▶ EXERCISE AIM: Which lines hold the word "color"? Copy each of them from the material.
----------------
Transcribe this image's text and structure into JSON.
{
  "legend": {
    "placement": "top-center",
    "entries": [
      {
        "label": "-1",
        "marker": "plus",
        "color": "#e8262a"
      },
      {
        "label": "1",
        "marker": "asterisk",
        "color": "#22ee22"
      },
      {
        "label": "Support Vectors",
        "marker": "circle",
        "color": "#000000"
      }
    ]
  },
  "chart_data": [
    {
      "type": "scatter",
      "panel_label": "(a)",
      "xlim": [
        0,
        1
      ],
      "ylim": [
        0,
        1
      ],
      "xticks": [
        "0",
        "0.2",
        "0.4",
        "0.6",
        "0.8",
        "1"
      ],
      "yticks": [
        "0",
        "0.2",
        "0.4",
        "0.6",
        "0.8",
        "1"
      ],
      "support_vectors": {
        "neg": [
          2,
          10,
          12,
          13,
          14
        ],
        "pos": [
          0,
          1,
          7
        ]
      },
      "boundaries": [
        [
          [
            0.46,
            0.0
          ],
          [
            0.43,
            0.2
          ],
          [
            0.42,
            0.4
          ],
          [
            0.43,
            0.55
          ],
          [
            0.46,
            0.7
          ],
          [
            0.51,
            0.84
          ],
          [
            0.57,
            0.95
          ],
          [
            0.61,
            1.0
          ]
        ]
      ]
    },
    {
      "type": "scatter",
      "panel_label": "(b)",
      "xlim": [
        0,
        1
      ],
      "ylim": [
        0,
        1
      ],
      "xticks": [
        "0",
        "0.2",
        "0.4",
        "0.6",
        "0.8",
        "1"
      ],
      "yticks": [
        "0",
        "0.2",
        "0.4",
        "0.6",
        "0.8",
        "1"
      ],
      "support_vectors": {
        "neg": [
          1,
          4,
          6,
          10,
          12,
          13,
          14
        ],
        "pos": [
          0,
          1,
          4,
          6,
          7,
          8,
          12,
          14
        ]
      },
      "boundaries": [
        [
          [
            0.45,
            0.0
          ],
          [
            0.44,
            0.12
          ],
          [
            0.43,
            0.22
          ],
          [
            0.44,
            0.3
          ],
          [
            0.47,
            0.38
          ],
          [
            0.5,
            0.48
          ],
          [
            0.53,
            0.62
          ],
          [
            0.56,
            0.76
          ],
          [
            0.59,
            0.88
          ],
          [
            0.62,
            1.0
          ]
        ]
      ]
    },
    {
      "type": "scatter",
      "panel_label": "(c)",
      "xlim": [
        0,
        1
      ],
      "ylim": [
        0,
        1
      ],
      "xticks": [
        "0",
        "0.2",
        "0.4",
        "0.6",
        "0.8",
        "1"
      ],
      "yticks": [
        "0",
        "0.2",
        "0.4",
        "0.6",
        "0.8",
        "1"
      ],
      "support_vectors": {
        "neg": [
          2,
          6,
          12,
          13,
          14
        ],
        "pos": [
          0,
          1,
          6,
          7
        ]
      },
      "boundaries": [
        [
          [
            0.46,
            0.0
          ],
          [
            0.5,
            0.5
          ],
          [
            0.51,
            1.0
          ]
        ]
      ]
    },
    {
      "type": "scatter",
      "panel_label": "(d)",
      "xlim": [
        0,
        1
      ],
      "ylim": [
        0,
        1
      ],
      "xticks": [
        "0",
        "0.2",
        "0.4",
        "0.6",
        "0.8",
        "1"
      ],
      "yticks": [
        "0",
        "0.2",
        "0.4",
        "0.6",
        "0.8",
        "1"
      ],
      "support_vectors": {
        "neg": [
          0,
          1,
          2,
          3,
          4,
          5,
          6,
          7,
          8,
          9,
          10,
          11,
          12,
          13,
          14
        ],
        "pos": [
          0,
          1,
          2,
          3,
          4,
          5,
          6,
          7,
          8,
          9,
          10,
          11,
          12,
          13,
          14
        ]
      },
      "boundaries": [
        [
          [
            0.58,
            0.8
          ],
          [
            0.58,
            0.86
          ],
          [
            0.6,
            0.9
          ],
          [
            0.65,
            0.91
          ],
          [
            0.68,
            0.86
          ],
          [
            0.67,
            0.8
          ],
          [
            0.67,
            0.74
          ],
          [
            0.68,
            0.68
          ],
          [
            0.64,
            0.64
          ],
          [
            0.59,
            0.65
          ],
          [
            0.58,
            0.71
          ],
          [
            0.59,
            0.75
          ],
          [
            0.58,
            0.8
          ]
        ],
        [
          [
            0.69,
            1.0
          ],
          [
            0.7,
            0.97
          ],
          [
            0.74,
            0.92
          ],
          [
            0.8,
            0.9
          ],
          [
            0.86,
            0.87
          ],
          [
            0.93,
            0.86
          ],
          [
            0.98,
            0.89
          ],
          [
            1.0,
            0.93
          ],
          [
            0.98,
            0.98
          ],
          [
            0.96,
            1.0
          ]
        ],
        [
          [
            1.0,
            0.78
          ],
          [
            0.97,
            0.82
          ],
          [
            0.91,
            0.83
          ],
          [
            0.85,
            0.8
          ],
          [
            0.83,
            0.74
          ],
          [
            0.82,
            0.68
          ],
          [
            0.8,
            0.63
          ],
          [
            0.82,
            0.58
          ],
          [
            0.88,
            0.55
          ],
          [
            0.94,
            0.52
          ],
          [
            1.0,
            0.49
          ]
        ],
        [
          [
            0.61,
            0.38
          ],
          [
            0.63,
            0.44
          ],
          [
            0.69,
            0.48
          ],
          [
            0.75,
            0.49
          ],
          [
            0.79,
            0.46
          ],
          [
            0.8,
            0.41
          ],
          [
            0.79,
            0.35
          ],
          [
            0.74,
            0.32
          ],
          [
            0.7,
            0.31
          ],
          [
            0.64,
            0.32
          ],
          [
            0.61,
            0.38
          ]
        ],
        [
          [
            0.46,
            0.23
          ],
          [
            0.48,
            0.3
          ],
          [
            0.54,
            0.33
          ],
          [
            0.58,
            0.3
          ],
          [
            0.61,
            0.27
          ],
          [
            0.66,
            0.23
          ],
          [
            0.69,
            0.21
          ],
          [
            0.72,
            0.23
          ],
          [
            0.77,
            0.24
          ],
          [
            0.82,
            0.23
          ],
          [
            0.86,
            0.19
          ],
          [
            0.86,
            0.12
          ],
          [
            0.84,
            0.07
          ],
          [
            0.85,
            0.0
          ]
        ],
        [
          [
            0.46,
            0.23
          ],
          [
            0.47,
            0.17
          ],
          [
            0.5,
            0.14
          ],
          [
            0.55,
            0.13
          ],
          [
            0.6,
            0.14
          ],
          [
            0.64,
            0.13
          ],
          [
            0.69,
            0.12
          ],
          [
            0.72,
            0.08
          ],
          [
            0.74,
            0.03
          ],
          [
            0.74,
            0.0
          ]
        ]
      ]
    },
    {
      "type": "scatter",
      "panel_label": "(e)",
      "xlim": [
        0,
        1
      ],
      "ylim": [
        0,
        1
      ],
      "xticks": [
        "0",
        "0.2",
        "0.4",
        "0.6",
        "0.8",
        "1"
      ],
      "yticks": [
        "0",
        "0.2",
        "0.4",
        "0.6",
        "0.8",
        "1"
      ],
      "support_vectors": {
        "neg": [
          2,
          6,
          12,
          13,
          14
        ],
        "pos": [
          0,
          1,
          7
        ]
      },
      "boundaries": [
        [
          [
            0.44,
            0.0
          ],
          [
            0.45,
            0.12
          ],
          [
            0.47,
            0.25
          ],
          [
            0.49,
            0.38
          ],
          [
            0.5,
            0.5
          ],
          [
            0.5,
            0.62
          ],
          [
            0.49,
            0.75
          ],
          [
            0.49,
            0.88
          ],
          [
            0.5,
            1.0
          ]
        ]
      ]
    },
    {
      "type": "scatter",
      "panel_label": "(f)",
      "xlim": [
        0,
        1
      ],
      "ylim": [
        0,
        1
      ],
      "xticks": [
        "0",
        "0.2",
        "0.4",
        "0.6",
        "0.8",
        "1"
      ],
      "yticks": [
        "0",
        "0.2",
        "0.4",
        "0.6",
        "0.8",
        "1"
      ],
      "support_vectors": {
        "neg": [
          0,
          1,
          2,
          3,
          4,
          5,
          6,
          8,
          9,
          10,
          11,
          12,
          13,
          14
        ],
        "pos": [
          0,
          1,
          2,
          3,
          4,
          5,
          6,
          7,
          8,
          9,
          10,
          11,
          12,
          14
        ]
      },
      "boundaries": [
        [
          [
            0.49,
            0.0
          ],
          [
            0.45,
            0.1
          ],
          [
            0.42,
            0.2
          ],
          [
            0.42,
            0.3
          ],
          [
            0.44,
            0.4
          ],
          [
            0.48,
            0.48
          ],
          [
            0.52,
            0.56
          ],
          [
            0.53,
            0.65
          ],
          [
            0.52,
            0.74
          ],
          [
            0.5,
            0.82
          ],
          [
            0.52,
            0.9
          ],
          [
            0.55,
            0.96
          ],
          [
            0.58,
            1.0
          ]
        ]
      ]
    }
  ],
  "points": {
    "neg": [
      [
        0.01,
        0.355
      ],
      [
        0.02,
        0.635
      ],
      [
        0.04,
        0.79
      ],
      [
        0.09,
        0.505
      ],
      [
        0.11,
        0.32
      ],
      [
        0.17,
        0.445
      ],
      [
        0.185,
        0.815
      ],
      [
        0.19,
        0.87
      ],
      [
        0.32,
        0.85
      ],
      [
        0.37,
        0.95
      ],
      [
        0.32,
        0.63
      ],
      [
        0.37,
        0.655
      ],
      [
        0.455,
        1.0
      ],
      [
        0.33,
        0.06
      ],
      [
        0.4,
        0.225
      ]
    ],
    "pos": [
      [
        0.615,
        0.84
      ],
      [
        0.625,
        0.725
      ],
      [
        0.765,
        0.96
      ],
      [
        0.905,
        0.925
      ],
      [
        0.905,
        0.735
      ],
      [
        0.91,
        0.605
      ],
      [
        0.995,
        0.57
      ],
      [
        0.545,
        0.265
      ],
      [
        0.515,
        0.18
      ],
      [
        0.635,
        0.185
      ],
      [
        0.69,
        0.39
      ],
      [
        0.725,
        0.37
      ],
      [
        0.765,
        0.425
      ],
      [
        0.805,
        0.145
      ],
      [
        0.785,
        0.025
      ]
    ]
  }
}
----------------
▶ COMPLETE RESPONSE:
        "color": "#e8262a"
        "color": "#22ee22"
        "color": "#000000"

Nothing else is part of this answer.